§ DIRECTIONS
Copy the records below exactly as they appear.
┄┄┄┄┄┄
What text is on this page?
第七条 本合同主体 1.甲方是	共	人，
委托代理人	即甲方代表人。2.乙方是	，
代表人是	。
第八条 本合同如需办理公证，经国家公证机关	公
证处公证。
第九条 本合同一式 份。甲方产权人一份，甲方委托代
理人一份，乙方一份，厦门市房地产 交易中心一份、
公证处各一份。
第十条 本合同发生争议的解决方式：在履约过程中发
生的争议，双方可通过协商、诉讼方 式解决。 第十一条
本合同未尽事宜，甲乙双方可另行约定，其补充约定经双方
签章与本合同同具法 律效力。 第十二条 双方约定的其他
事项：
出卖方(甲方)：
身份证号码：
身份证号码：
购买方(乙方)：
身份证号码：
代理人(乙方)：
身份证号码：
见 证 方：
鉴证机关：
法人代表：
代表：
┄┄┄┄┄┄
§ FULL OUTPUT
What text is on this page?
第七条 本合同主体 1.甲方是	共	人，
委托代理人	即甲方代表人。2.乙方是	，
代表人是	。
第八条 本合同如需办理公证，经国家公证机关	公
证处公证。
第九条 本合同一式 份。甲方产权人一份，甲方委托代
理人一份，乙方一份，厦门市房地产 交易中心一份、
公证处各一份。
第十条 本合同发生争议的解决方式：在履约过程中发
生的争议，双方可通过协商、诉讼方 式解决。 第十一条
本合同未尽事宜，甲乙双方可另行约定，其补充约定经双方
签章与本合同同具法 律效力。 第十二条 双方约定的其他
事项：
出卖方(甲方)：
身份证号码：
身份证号码：
购买方(乙方)：
身份证号码：
代理人(乙方)：
身份证号码：
见 证 方：
鉴证机关：
法人代表：
代表：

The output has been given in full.